** START OF Records **

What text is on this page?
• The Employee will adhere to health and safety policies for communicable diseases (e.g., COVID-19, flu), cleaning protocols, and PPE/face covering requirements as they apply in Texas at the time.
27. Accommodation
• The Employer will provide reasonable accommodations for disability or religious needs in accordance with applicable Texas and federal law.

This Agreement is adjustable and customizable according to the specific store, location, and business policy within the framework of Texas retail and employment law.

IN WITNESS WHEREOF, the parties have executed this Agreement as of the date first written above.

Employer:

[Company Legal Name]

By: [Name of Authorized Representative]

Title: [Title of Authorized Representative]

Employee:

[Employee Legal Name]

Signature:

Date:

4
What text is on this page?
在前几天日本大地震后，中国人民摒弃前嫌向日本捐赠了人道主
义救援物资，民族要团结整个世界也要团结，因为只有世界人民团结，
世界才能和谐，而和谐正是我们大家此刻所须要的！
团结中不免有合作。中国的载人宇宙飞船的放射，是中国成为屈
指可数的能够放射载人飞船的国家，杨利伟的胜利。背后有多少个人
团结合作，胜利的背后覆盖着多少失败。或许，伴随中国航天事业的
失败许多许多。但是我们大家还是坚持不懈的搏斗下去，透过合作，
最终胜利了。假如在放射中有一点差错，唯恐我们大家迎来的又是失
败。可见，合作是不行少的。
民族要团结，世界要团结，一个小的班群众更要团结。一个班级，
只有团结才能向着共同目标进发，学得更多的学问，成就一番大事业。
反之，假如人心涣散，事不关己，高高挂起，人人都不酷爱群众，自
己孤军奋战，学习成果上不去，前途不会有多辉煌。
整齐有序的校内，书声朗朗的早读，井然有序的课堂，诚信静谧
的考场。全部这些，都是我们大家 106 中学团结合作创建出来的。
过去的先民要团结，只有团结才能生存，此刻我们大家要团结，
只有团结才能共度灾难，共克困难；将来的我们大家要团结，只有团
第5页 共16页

** END OF Records **

- What you need to do -
Identify the lines in the records above that contain the word "Employee", then state how many there are and nothing more.

- Solution -
3